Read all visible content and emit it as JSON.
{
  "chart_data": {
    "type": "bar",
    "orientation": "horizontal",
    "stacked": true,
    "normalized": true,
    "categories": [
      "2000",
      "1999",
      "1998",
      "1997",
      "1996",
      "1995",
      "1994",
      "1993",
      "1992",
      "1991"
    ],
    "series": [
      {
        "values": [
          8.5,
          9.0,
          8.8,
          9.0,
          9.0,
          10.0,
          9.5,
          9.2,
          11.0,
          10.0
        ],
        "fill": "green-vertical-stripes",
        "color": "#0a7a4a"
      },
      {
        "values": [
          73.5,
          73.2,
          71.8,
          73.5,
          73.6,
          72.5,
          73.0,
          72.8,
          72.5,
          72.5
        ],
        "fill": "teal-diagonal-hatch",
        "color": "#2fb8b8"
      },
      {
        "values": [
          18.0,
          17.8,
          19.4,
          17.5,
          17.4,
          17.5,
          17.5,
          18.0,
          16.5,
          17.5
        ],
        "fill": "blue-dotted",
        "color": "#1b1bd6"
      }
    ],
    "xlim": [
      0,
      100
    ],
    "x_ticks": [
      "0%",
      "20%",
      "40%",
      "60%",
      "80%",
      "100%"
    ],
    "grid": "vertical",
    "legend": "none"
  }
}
◆ ◆ ◆ ◆ ◆
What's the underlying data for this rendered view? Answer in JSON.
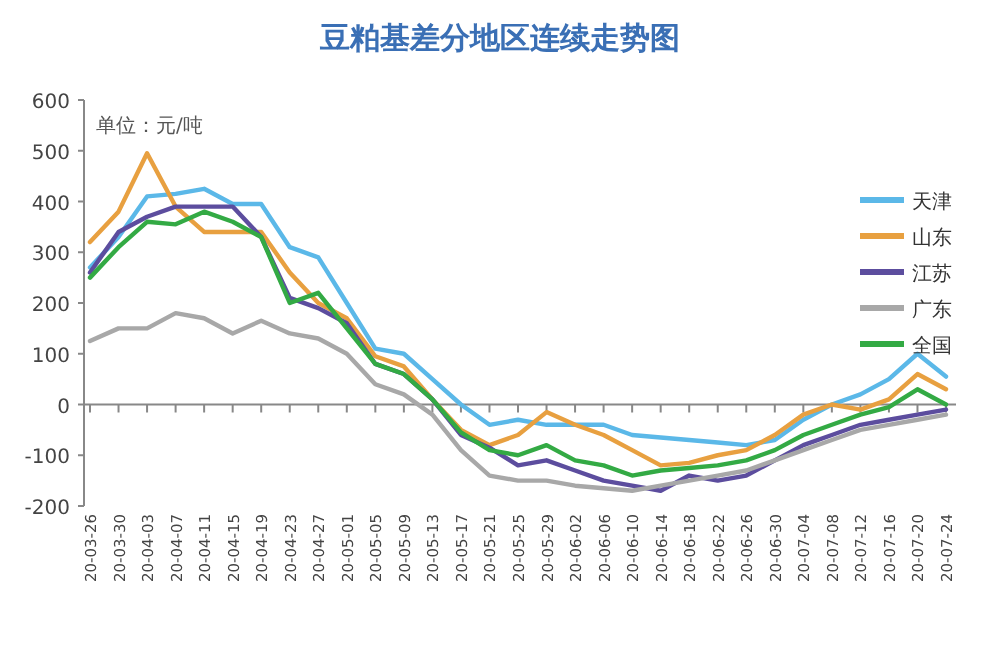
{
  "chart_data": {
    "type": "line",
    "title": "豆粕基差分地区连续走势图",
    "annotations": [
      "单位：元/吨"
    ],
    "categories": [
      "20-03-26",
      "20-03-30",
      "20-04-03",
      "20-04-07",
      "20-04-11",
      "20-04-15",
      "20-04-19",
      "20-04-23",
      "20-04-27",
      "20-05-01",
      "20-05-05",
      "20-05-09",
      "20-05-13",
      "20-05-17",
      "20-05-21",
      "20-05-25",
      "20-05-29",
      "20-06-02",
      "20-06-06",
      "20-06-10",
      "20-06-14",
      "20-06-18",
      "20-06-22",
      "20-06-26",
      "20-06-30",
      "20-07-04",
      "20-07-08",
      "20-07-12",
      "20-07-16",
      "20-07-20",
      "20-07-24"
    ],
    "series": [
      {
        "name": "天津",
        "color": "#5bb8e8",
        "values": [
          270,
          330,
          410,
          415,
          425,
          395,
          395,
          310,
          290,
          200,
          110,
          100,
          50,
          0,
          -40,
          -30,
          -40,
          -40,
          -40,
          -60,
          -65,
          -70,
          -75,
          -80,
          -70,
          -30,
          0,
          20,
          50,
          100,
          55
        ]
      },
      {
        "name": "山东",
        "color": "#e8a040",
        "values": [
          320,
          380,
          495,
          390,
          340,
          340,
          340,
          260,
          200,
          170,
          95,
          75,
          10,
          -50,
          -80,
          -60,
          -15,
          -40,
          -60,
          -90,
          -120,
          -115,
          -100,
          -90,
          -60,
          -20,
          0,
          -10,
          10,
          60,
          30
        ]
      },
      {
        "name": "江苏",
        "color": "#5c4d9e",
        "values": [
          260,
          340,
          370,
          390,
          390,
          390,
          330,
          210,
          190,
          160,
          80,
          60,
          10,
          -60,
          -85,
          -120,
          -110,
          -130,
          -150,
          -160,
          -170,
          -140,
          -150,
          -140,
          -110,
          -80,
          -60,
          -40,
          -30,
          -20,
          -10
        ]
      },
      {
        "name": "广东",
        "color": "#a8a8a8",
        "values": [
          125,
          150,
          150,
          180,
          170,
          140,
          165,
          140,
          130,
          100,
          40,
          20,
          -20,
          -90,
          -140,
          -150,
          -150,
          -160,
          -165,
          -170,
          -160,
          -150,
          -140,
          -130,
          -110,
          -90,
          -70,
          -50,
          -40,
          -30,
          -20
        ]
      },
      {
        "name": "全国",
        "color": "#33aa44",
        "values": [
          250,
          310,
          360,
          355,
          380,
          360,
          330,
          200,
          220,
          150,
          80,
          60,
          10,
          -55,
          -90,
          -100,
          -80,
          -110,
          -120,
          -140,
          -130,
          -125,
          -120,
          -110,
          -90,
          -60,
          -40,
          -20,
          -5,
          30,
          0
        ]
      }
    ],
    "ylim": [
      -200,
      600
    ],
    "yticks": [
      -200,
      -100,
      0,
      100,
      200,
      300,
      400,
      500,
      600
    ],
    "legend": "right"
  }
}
◆ ◆ ◆ ◆ ◆
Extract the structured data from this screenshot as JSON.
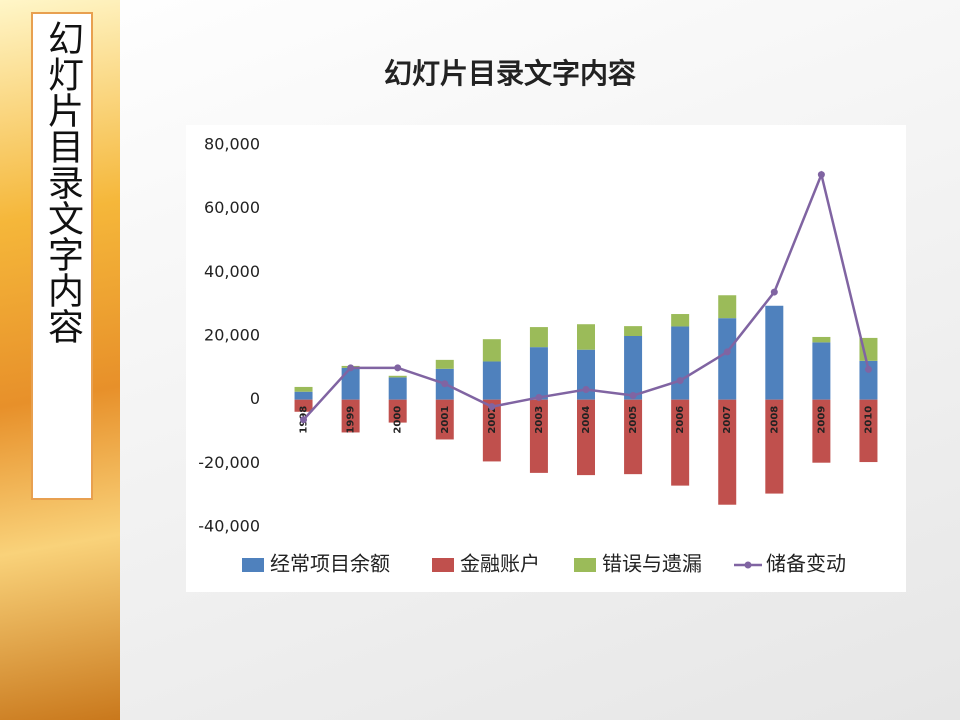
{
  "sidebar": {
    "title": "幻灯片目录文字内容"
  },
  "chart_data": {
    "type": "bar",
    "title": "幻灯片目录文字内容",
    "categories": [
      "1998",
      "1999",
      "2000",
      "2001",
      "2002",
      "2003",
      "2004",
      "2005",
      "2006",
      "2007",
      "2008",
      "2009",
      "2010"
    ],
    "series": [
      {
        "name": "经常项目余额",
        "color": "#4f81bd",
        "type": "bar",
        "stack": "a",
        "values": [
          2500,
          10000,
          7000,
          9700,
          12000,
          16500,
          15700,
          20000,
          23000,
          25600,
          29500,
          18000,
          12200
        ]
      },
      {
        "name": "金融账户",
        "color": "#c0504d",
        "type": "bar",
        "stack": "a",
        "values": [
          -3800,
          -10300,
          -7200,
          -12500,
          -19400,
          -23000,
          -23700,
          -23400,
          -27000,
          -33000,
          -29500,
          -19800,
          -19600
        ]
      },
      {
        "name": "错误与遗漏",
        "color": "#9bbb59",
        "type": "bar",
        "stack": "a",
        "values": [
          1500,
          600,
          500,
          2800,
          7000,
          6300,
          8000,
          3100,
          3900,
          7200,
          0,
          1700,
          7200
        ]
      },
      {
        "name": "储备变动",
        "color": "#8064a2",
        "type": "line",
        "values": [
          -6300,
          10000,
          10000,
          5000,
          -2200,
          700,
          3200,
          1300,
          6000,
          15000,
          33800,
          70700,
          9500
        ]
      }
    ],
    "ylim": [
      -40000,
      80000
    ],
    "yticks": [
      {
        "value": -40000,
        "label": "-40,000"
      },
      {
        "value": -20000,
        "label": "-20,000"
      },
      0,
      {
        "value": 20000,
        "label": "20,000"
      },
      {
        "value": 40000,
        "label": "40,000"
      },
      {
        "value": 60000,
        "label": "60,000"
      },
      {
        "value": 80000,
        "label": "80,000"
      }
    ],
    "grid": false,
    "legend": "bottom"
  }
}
◆ ◆ ◆ ◆ ◆
• **WHAT THIS TASK INVOLVES**:
Copy out each line of the material that holds the word "vertical".

• **EXERCISE OUTPUT**:
        "fill": "green-vertical-stripes",
    "grid": "vertical",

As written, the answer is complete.